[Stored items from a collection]
((

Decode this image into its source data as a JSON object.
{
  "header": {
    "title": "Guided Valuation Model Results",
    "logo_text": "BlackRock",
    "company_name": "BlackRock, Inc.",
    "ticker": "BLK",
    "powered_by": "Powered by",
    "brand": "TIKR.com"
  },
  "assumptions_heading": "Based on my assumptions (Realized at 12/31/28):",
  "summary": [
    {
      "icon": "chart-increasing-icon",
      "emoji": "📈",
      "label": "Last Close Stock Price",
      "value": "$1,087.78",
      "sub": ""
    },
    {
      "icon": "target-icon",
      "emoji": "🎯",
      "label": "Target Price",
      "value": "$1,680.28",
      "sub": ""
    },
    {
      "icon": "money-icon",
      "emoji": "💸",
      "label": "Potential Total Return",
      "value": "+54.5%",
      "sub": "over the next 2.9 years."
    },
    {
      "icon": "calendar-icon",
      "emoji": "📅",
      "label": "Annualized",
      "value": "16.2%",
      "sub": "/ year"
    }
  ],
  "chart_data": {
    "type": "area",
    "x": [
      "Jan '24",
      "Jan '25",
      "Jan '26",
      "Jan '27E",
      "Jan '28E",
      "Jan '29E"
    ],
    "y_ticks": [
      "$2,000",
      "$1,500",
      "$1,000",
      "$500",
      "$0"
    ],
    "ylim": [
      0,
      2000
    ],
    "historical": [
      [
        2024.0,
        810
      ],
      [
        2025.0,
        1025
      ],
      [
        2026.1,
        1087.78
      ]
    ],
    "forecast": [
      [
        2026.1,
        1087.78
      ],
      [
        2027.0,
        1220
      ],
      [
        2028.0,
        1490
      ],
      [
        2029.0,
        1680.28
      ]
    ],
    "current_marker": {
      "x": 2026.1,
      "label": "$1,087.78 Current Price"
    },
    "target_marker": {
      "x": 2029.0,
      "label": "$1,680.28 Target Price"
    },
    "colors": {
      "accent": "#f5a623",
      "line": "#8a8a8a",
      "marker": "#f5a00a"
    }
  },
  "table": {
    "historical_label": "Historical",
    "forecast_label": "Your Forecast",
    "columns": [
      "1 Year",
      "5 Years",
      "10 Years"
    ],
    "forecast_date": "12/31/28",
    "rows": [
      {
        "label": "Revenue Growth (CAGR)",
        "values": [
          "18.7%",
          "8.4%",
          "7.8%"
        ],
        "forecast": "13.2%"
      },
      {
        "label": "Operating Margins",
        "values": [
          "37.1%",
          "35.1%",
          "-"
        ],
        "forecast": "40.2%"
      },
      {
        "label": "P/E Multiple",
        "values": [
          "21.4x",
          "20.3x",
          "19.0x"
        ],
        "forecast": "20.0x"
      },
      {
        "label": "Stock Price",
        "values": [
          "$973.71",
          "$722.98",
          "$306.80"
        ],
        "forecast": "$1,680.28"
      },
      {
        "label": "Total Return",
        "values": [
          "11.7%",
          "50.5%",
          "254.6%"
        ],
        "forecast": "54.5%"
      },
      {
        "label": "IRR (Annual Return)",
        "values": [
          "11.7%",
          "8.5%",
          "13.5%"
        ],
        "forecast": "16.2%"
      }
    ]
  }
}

))

● **Short exercise**
Copy each entry exactly, with nothing added or dropped.

● **Written answer**
Decode this image into its source data as a JSON object.
{
  "header": {
    "title": "Guided Valuation Model Results",
    "logo_text": "BlackRock",
    "company_name": "BlackRock, Inc.",
    "ticker": "BLK",
    "powered_by": "Powered by",
    "brand": "TIKR.com"
  },
  "assumptions_heading": "Based on my assumptions (Realized at 12/31/28):",
  "summary": [
    {
      "icon": "chart-increasing-icon",
      "emoji": "📈",
      "label": "Last Close Stock Price",
      "value": "$1,087.78",
      "sub": ""
    },
    {
      "icon": "target-icon",
      "emoji": "🎯",
      "label": "Target Price",
      "value": "$1,680.28",
      "sub": ""
    },
    {
      "icon": "money-icon",
      "emoji": "💸",
      "label": "Potential Total Return",
      "value": "+54.5%",
      "sub": "over the next 2.9 years."
    },
    {
      "icon": "calendar-icon",
      "emoji": "📅",
      "label": "Annualized",
      "value": "16.2%",
      "sub": "/ year"
    }
  ],
  "chart_data": {
    "type": "area",
    "x": [
      "Jan '24",
      "Jan '25",
      "Jan '26",
      "Jan '27E",
      "Jan '28E",
      "Jan '29E"
    ],
    "y_ticks": [
      "$2,000",
      "$1,500",
      "$1,000",
      "$500",
      "$0"
    ],
    "ylim": [
      0,
      2000
    ],
    "historical": [
      [
        2024.0,
        810
      ],
      [
        2025.0,
        1025
      ],
      [
        2026.1,
        1087.78
      ]
    ],
    "forecast": [
      [
        2026.1,
        1087.78
      ],
      [
        2027.0,
        1220
      ],
      [
        2028.0,
        1490
      ],
      [
        2029.0,
        1680.28
      ]
    ],
    "current_marker": {
      "x": 2026.1,
      "label": "$1,087.78 Current Price"
    },
    "target_marker": {
      "x": 2029.0,
      "label": "$1,680.28 Target Price"
    },
    "colors": {
      "accent": "#f5a623",
      "line": "#8a8a8a",
      "marker": "#f5a00a"
    }
  },
  "table": {
    "historical_label": "Historical",
    "forecast_label": "Your Forecast",
    "columns": [
      "1 Year",
      "5 Years",
      "10 Years"
    ],
    "forecast_date": "12/31/28",
    "rows": [
      {
        "label": "Revenue Growth (CAGR)",
        "values": [
          "18.7%",
          "8.4%",
          "7.8%"
        ],
        "forecast": "13.2%"
      },
      {
        "label": "Operating Margins",
        "values": [
          "37.1%",
          "35.1%",
          "-"
        ],
        "forecast": "40.2%"
      },
      {
        "label": "P/E Multiple",
        "values": [
          "21.4x",
          "20.3x",
          "19.0x"
        ],
        "forecast": "20.0x"
      },
      {
        "label": "Stock Price",
        "values": [
          "$973.71",
          "$722.98",
          "$306.80"
        ],
        "forecast": "$1,680.28"
      },
      {
        "label": "Total Return",
        "values": [
          "11.7%",
          "50.5%",
          "254.6%"
        ],
        "forecast": "54.5%"
      },
      {
        "label": "IRR (Annual Return)",
        "values": [
          "11.7%",
          "8.5%",
          "13.5%"
        ],
        "forecast": "16.2%"
      }
    ]
  }
}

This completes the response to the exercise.